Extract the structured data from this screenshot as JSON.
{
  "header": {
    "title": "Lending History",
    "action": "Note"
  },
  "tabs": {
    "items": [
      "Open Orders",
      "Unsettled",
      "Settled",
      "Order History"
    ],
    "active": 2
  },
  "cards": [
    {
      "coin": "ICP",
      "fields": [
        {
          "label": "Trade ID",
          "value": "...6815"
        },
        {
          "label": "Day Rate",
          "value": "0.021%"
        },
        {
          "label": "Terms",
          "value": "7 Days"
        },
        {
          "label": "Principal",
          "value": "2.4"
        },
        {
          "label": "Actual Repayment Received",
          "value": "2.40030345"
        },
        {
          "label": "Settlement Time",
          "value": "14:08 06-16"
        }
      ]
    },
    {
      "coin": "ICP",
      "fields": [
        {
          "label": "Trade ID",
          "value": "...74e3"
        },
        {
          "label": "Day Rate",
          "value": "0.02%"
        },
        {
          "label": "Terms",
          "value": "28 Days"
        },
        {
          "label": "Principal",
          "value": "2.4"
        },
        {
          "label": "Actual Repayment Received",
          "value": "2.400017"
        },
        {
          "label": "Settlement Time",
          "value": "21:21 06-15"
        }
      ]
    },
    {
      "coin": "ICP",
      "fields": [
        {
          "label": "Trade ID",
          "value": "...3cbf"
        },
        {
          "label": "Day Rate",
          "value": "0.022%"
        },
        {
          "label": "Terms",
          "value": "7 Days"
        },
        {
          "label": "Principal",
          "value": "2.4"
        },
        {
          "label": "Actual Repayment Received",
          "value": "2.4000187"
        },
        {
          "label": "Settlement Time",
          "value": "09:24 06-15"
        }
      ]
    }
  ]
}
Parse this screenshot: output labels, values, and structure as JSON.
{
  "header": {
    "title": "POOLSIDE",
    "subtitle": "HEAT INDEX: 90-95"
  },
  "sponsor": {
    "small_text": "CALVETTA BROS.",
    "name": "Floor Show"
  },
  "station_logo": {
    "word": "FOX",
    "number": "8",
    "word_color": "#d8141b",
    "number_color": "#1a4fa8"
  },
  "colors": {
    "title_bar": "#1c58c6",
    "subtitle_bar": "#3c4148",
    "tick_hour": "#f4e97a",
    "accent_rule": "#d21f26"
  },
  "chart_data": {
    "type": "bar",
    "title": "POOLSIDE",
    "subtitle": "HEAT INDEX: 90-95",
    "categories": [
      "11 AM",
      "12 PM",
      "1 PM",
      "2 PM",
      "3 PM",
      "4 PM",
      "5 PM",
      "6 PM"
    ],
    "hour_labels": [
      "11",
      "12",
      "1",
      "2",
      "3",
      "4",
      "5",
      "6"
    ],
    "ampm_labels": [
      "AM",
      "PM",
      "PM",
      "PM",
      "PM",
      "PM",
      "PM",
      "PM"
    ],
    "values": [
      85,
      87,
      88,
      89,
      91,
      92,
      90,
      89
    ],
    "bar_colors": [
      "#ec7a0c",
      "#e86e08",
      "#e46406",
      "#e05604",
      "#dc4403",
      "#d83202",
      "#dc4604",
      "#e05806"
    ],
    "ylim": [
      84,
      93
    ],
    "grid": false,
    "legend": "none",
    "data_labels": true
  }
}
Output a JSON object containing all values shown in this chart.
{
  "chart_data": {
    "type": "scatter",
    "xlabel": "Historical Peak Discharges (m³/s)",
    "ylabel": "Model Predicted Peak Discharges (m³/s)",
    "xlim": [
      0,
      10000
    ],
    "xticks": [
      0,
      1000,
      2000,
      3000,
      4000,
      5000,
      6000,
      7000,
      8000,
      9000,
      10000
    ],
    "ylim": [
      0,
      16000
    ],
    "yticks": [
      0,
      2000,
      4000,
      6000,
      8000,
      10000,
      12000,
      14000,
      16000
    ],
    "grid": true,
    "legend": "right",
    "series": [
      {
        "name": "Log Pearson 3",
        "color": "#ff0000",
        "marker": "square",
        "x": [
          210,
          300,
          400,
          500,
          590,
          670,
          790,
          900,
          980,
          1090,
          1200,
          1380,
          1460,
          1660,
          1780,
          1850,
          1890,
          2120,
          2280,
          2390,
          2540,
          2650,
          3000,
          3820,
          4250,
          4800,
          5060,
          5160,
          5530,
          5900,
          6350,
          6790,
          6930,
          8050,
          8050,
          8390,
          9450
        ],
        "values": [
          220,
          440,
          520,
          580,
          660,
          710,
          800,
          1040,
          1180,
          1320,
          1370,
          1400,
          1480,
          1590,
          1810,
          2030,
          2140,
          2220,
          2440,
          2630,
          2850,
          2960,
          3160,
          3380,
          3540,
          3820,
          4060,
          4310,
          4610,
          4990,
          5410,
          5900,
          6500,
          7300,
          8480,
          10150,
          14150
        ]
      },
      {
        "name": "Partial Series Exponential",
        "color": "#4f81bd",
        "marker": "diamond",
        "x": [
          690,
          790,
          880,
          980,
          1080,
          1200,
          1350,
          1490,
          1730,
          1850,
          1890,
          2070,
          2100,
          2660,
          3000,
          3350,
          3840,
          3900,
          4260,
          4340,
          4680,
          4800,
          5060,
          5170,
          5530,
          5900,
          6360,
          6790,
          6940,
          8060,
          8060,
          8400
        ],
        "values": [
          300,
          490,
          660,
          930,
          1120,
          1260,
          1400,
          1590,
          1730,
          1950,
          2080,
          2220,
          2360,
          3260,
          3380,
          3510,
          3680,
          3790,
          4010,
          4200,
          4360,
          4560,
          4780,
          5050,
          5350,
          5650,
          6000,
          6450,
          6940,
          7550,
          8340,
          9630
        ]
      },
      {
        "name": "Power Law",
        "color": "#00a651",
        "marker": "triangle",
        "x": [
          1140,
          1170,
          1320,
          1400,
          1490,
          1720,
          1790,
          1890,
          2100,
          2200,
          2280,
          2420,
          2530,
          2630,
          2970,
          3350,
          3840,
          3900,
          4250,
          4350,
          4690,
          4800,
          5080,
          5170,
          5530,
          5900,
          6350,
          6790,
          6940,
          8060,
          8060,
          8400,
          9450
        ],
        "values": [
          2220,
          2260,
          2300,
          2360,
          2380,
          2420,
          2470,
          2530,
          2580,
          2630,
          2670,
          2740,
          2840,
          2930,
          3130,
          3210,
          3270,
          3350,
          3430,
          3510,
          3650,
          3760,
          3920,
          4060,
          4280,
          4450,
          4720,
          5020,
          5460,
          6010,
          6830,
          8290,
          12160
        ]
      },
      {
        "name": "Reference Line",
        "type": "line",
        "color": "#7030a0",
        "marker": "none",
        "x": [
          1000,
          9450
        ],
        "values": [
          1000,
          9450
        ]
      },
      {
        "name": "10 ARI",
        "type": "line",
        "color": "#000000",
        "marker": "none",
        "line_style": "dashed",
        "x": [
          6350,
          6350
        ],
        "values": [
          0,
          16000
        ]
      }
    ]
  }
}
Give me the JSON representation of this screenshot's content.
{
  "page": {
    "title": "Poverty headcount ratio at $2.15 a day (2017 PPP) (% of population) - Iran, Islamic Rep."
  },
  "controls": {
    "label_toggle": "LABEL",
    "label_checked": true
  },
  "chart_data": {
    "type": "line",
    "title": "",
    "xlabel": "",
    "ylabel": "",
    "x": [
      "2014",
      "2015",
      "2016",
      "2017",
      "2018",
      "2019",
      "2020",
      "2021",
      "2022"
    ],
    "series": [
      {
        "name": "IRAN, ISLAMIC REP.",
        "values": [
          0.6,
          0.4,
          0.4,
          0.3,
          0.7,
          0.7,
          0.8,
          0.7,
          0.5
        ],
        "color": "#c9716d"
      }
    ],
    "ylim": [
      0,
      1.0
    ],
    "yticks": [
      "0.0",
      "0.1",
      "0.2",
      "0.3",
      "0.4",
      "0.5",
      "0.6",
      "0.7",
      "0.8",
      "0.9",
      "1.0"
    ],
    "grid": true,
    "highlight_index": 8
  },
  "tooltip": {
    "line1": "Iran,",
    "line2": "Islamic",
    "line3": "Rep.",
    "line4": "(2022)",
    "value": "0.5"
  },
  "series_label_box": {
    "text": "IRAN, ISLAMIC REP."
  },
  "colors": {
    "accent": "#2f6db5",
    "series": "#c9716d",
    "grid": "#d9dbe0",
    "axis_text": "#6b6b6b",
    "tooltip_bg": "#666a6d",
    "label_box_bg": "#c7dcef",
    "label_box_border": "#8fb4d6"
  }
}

Instructions for the task
Show the lines from the data above that contain the string "grid".

Finished exercise
    "grid": false,
    "grid": true,
    "grid": true,
    "grid": "#d9dbe0",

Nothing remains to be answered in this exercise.